(MATERIAL SUPPLIED):
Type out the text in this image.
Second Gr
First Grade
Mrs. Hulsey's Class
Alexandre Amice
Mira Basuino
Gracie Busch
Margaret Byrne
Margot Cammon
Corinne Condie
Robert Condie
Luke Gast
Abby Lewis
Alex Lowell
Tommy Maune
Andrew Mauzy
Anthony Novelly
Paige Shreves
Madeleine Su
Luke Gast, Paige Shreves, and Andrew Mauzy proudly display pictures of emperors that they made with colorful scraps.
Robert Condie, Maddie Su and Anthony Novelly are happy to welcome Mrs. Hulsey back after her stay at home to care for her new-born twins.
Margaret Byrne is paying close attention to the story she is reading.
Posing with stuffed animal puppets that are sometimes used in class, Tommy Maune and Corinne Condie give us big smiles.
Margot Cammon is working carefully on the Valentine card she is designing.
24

(TASK DIRECTIONS): Make an exact copy of every entry.

(WRITTEN RESPONSE):
Type out the text in this image.
Second Gr
First Grade
Mrs. Hulsey's Class
Alexandre Amice
Mira Basuino
Gracie Busch
Margaret Byrne
Margot Cammon
Corinne Condie
Robert Condie
Luke Gast
Abby Lewis
Alex Lowell
Tommy Maune
Andrew Mauzy
Anthony Novelly
Paige Shreves
Madeleine Su
Luke Gast, Paige Shreves, and Andrew Mauzy proudly display pictures of emperors that they made with colorful scraps.
Robert Condie, Maddie Su and Anthony Novelly are happy to welcome Mrs. Hulsey back after her stay at home to care for her new-born twins.
Margaret Byrne is paying close attention to the story she is reading.
Posing with stuffed animal puppets that are sometimes used in class, Tommy Maune and Corinne Condie give us big smiles.
Margot Cammon is working carefully on the Valentine card she is designing.
24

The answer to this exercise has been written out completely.